## Quoted text
● ● ● ● ●

Bert Newton, Graham Kennedy and Harry M Miller are photographed for a spread in TV Week magazine. (Supplied: Tony Sattler)
Miller’s long-time friend and entertainment promoter Andrew Kay said he was a force of nature.
“Everyone who worked for Harry was completely seduced by him,” he said.
“He made eye contact, he made you feel special, he gave you his time.
“A lot of people’s lives were changed by him, he was the shining light of how to market [shows], what to do. Everything with Harry was possible.”
Miller continued the theatrical success which began with Hair, launching Jesus Christ Superstar and The Rocky Horror Show. All three were directed by Jim Sharman.
The Rocky Horror production in Sydney pre-dated Sharman’s hit movie version, which has become a cult classic.
The cast of Jesus Christ Superstar rehearse in 1972. (Supplied: National Library of Australia)
Jesus Christ Superstar launched the career of the then unknown rock singer Jon English when it premiered at the Capitol Theatre.
Ms Miller cites the 1992 arena concert tour of Jesus Christ with Kate Ceberano as Miller’s greatest success.
“They thought they’d do six shows and they did almost 90,” she said
‘Nobody’s above the law’
Ms Miller dropped out of university and took on reception duties in her father’s business, eventually working her way into a place where she was willing to take it over from him.
Harry M Miller, Simmone Logue and his daughter Lauren Miller on her wedding day. (Supplied: Lauren Miller)
“I did quit a few times,” Ms Miller said.
She also interviewed for jobs in other companies, but found they lacked the excitement and dynamism of the family firm.
“Would he tell me how excited he was when I was becoming CEO? No. Would he tell everyone else? Yes,” Ms Miller said.
Miller was neither the first, nor the last promoter to envy the rivers of gold that flowed from ticketing companies and so in the late 1970s he became an early pioneer of computerised ticketing and founded the company Computicket.
The business was under-capitalised, went into receivership within six months and eventually Miller was convicted of fraudulent misappropriation.
He served 10 months in a New South Wales prison.
Former High Court judge Michael Kirby represented the promoter in the legal tussles and remained his friend throughout the ordeal, which he said Miller found “extremely humiliating”.
“Nobody’s above the law and he knew how the system worked,” he said.
Chairman of peak producers’ body Live Performance Australia, Andrew Kay, worked with Miller throughout his career and is effusive in his respect for the mentor he described as “just an amazing person to be with”.
But, Mr Kay said: “He wasn’t great with details.”
He recalled a production meeting in the 1990s during which a mobile phone rang.
Miller froze proceedings, left the room and came back with an empty wastepaper bin into which he collected phones from the 16 people around the table.

● ● ● ● ●

Element boundary entries
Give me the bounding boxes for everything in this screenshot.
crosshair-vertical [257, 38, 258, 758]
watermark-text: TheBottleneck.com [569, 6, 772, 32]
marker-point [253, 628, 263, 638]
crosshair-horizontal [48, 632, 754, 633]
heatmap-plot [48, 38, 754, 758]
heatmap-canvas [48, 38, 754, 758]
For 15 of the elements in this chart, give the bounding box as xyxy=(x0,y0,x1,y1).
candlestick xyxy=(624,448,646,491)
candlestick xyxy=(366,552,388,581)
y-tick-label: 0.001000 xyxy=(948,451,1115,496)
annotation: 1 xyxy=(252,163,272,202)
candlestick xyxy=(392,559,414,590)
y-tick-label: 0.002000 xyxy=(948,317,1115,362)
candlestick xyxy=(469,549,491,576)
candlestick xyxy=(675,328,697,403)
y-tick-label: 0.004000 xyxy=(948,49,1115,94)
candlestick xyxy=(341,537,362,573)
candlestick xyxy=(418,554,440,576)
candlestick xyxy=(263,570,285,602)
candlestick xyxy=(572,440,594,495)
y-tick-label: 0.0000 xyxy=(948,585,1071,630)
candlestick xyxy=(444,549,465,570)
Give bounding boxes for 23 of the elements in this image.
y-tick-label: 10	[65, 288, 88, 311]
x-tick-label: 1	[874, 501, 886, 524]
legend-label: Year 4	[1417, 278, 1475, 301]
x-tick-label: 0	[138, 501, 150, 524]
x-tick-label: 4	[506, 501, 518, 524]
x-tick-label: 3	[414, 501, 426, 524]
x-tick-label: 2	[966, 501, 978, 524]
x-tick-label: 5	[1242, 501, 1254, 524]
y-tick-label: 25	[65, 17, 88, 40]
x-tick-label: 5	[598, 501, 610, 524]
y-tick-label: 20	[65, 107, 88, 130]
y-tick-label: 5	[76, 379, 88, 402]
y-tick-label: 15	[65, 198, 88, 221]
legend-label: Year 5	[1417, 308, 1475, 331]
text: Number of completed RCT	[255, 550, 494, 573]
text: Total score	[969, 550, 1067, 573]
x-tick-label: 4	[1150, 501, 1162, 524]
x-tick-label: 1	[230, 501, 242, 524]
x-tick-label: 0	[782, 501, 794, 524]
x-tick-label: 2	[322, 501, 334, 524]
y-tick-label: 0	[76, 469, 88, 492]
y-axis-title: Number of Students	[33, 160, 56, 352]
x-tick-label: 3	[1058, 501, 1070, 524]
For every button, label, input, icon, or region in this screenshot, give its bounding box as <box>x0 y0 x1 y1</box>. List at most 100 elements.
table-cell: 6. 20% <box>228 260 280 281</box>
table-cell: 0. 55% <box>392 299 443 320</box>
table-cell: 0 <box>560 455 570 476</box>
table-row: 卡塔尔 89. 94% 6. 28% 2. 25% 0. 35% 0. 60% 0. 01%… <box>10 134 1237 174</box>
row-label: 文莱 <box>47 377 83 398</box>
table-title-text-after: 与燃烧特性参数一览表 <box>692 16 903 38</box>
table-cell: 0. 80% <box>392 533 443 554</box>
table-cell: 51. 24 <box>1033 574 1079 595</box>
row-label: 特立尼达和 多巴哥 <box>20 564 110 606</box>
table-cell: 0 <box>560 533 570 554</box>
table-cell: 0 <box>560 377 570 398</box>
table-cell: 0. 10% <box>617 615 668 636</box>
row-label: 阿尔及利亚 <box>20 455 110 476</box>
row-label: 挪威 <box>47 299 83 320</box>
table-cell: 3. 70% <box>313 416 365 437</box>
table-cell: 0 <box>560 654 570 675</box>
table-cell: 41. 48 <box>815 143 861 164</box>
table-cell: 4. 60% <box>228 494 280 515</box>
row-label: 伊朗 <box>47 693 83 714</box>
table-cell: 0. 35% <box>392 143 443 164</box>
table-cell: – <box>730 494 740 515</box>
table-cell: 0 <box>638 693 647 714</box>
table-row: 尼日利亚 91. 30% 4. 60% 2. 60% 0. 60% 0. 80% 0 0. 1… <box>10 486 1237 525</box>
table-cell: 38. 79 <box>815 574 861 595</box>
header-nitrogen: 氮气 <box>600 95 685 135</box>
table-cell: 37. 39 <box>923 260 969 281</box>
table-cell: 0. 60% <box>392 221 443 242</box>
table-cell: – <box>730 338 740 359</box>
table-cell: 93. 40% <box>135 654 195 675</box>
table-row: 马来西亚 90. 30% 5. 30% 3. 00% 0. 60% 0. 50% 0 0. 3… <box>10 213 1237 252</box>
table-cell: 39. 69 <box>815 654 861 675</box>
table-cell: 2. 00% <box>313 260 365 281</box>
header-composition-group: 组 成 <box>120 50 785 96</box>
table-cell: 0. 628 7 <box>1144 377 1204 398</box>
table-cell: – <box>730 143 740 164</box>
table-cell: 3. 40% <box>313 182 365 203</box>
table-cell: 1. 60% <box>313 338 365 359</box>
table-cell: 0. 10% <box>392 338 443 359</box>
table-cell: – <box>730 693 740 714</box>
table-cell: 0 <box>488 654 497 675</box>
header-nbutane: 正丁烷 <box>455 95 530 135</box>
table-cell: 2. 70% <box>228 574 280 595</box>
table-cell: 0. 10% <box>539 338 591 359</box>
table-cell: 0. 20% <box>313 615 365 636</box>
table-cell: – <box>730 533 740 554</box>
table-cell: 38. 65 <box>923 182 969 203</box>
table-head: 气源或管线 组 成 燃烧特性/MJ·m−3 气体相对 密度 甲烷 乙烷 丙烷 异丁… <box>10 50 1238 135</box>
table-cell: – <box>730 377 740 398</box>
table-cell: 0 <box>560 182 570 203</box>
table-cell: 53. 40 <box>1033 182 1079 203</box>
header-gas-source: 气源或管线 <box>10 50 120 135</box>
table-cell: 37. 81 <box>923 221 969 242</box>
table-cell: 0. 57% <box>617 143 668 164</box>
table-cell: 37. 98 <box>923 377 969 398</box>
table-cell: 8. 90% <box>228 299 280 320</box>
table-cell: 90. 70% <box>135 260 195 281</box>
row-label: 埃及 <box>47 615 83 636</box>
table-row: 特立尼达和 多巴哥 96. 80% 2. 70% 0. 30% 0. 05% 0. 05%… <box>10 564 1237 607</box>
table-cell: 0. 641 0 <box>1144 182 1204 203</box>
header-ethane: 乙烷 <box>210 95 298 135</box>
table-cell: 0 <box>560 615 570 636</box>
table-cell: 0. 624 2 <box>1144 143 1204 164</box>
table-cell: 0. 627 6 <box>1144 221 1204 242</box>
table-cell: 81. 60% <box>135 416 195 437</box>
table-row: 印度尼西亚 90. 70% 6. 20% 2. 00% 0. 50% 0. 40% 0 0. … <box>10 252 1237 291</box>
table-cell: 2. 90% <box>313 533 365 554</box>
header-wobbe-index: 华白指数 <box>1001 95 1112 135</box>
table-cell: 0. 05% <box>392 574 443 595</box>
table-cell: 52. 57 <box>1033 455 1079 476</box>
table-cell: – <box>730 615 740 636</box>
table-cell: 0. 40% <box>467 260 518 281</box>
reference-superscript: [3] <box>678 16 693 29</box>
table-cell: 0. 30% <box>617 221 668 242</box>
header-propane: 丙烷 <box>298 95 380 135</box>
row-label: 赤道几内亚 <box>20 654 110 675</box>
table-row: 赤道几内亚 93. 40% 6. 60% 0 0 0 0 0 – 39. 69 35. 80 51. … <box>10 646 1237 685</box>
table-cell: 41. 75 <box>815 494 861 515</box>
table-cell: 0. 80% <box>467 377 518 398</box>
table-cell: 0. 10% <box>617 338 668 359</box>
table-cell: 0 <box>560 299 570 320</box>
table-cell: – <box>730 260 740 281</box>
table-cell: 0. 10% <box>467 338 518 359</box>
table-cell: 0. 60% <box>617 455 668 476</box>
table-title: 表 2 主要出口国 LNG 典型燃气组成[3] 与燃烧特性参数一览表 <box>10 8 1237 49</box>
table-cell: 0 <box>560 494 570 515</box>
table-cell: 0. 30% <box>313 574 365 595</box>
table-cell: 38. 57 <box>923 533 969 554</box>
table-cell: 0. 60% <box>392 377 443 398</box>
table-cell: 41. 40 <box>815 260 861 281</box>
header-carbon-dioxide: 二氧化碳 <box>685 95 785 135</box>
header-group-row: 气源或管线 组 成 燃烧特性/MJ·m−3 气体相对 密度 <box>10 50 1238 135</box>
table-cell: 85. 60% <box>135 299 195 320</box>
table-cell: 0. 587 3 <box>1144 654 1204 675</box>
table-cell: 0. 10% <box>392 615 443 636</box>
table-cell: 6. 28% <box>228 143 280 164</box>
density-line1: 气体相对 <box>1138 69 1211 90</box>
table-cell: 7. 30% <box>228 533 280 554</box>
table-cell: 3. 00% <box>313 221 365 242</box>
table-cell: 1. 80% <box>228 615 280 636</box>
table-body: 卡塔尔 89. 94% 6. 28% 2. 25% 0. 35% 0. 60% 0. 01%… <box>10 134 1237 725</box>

● ● ● ● ●

## Tasks for this exercise
A. According to the Harry M Miller article, how long did Miller spend in prison, and in which state?
B. Please carry on the Harry M Miller article from the point where it stops.
The entries have no connection to the Harry M Miller article.

## Answers to the problems
A. He served 10 months in a New South Wales prison.

B.
He gave his receptionist the task of answering the bank of devices and taking messages, thus enabling the meeting to proceed uninterrupted.
Miller represented Lindy Chamberlain, Stuart Diver
Miller took on the representation of Lindy Chamberlain following her wrongful murder conviction. She attended the celebration at Capitol Theatre on Friday.
A review of the musical Hair said Sydney was “shocked and delighted” by the arrival of the production.
(Supplied: ABC Archives.)
He also flew to Stuart Diver’s aid after he was the sole survivor of the 1997 Thredbo landslide that took the lives of 18 others.
Among Miller’s other accomplishments was a stint as chairman of the Art Gallery of NSW Society, consultancies with the Australian Elizabethan Theatre Trust, the Australian Opera, the Australian Ballet and Melbourne Theatre Company.
In 1977, he was appointed chairman of the Queen’s Silver Jubilee Commemorative Organisation and Mr Kirby recalls attending a dinner Miller hosted in honour of Prince Charles where the main course consisted of beef, whipped cream and strawberries.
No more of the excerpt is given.